Task to complete:
Nothing but the lines from the one containing "Output a JSON" to the end of the data should be returned, each exactly as written.

## START Exercise inputs

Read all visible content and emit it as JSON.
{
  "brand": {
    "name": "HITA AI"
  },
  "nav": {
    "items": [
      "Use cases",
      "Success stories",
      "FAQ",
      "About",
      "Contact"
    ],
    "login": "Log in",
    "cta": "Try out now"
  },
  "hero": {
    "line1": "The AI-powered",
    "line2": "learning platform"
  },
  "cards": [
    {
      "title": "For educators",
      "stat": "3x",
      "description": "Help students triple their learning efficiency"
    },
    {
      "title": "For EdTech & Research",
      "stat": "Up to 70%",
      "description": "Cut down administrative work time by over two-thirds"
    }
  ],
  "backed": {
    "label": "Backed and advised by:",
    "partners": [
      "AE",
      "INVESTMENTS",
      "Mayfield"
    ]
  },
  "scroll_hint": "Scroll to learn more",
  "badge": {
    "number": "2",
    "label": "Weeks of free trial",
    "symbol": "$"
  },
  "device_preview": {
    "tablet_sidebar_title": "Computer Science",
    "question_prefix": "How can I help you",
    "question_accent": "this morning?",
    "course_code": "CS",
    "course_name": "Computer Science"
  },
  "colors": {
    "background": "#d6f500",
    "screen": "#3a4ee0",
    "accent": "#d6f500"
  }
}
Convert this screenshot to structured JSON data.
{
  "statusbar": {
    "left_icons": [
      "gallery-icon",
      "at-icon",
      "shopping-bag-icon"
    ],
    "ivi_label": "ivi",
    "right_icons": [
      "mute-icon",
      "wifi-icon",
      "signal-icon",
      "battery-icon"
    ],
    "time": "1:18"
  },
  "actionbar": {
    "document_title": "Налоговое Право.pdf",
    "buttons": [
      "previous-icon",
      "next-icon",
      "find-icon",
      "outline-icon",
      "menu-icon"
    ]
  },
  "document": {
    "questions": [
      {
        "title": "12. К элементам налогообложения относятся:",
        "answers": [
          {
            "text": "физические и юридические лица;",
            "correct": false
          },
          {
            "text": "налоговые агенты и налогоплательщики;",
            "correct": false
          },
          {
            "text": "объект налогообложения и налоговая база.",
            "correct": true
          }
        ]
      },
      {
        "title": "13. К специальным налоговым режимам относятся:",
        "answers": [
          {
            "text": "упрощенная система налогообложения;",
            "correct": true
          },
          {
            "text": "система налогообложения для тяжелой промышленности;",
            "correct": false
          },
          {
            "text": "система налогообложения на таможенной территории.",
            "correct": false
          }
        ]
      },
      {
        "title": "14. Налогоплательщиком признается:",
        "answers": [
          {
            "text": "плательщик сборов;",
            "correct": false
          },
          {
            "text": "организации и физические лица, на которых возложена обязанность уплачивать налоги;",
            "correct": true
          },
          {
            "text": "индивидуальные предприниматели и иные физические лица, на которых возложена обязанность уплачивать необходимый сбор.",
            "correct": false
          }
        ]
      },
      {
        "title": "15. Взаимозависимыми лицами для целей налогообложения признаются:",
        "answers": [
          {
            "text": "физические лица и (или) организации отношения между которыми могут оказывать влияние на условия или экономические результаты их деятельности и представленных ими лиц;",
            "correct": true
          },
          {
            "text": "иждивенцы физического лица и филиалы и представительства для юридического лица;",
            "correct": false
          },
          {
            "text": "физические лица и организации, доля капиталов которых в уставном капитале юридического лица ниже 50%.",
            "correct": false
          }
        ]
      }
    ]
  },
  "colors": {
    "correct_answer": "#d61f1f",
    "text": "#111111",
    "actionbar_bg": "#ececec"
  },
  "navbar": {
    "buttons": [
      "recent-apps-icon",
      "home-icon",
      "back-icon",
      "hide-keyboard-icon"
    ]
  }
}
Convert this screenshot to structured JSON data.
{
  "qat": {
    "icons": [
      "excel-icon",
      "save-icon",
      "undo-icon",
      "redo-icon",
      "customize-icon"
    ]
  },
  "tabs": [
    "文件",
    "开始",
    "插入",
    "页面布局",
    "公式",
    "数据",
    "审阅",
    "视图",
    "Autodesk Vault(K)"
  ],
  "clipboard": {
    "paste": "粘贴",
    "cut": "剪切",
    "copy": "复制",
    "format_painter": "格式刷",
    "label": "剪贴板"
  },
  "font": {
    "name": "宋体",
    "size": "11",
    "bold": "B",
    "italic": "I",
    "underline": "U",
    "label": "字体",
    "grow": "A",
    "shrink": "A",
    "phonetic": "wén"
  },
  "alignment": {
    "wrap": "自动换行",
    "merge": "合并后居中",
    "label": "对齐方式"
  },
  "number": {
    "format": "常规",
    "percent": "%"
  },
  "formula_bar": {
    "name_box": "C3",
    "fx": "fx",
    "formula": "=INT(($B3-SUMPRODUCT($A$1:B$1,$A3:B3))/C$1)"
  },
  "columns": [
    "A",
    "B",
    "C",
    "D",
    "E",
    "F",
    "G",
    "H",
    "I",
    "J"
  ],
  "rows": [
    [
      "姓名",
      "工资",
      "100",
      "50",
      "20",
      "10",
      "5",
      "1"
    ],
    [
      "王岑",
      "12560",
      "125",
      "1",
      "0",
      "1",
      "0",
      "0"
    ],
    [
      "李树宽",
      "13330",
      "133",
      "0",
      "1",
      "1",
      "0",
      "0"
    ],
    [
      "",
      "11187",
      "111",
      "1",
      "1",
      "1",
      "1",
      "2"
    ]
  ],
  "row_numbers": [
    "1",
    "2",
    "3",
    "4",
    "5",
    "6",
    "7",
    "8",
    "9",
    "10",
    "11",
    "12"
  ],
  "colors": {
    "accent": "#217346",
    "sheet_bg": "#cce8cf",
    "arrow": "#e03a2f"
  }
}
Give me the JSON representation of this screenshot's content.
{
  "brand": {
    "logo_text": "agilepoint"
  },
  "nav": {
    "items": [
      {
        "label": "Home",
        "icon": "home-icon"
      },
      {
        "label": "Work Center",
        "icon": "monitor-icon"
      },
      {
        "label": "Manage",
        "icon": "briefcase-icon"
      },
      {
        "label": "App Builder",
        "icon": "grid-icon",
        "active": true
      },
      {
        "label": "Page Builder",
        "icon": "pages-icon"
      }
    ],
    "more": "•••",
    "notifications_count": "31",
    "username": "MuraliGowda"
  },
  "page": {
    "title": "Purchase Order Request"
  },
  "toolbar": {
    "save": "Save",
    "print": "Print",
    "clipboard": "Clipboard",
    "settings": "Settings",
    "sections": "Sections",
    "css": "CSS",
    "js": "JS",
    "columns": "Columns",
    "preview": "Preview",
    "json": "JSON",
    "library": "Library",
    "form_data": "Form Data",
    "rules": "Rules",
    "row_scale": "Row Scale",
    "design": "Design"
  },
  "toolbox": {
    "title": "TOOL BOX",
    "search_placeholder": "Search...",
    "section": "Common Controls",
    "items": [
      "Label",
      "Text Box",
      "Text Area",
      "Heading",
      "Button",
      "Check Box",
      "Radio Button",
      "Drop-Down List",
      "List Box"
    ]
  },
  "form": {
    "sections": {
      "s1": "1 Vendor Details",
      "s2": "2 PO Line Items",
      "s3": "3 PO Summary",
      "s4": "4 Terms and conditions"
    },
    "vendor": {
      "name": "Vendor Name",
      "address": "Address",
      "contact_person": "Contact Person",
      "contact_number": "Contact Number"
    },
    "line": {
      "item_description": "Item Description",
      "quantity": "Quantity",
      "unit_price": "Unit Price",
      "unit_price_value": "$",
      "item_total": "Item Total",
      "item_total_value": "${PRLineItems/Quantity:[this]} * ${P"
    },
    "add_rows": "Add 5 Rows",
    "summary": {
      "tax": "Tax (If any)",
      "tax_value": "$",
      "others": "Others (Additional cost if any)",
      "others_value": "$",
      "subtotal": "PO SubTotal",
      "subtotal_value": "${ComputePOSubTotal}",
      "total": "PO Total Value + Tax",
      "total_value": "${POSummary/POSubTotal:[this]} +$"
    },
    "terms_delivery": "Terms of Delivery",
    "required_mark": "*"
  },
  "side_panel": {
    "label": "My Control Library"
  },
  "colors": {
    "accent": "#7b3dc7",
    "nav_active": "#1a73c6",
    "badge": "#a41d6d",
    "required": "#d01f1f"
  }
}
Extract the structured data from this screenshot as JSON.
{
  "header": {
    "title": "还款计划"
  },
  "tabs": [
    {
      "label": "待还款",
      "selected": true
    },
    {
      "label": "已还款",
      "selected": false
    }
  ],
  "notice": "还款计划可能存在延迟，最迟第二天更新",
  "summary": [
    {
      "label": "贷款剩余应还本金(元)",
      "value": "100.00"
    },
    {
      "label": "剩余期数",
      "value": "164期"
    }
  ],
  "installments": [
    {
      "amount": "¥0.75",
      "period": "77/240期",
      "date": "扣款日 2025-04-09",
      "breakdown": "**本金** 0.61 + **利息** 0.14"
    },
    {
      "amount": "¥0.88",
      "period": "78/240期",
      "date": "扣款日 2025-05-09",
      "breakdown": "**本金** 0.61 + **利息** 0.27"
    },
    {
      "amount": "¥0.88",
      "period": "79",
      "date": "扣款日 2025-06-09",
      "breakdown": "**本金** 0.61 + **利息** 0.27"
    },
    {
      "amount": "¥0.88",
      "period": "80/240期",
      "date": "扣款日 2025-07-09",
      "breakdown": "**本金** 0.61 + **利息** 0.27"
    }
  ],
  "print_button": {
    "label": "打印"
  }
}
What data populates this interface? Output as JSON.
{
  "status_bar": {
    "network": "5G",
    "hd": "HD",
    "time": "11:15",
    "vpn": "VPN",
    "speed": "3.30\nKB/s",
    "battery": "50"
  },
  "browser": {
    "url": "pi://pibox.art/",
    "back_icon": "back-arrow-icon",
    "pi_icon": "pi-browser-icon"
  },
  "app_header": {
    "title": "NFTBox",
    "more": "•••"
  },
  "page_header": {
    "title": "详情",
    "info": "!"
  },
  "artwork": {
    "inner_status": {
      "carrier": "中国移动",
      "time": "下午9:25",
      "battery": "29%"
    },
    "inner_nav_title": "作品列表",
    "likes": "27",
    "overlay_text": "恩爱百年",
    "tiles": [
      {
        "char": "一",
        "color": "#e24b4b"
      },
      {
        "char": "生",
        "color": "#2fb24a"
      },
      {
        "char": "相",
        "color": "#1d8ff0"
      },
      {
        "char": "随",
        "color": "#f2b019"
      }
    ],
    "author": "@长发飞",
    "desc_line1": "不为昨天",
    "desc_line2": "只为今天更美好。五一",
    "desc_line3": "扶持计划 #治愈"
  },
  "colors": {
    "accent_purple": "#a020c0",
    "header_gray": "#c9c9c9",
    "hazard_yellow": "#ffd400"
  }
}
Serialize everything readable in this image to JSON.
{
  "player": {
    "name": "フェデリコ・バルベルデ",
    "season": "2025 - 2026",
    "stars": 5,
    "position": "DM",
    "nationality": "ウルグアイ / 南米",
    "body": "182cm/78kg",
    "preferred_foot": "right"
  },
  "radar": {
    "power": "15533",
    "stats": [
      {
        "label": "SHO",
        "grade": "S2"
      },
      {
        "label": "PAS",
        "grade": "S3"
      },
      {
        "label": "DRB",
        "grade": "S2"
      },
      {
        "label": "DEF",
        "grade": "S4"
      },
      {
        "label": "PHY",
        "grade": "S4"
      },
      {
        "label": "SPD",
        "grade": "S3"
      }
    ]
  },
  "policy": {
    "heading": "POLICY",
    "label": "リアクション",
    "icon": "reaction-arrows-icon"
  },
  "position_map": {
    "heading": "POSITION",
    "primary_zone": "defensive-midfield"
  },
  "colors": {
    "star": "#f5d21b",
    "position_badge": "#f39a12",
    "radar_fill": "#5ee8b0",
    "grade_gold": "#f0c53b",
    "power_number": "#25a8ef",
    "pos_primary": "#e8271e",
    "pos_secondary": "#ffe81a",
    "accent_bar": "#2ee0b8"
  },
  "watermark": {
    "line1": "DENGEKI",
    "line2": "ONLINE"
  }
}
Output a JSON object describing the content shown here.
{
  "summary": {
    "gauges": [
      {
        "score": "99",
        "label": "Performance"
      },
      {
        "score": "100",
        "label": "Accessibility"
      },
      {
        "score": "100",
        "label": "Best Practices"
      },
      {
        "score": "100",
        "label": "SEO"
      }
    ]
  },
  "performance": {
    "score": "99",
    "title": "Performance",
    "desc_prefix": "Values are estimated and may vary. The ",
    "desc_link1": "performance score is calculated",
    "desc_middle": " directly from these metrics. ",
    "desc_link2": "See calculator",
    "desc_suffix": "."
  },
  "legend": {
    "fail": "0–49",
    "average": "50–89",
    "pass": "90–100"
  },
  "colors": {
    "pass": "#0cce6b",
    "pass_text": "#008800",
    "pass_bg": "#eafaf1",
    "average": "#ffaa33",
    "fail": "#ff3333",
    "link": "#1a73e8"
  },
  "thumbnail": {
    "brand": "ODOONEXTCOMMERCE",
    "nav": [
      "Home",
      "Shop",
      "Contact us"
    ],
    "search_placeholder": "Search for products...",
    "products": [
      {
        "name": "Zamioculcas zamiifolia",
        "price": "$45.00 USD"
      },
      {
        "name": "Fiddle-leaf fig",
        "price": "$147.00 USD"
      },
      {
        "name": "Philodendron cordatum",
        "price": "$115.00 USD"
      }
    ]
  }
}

## END Exercise inputs

The response:
Output a JSON object describing the content shown here.
{
  "summary": {
    "gauges": [
      {
        "score": "99",
        "label": "Performance"
      },
      {
        "score": "100",
        "label": "Accessibility"
      },
      {
        "score": "100",
        "label": "Best Practices"
      },
      {
        "score": "100",
        "label": "SEO"
      }
    ]
  },
  "performance": {
    "score": "99",
    "title": "Performance",
    "desc_prefix": "Values are estimated and may vary. The ",
    "desc_link1": "performance score is calculated",
    "desc_middle": " directly from these metrics. ",
    "desc_link2": "See calculator",
    "desc_suffix": "."
  },
  "legend": {
    "fail": "0–49",
    "average": "50–89",
    "pass": "90–100"
  },
  "colors": {
    "pass": "#0cce6b",
    "pass_text": "#008800",
    "pass_bg": "#eafaf1",
    "average": "#ffaa33",
    "fail": "#ff3333",
    "link": "#1a73e8"
  },
  "thumbnail": {
    "brand": "ODOONEXTCOMMERCE",
    "nav": [
      "Home",
      "Shop",
      "Contact us"
    ],
    "search_placeholder": "Search for products...",
    "products": [
      {
        "name": "Zamioculcas zamiifolia",
        "price": "$45.00 USD"
      },
      {
        "name": "Fiddle-leaf fig",
        "price": "$147.00 USD"
      },
      {
        "name": "Philodendron cordatum",
        "price": "$115.00 USD"
      }
    ]
  }
}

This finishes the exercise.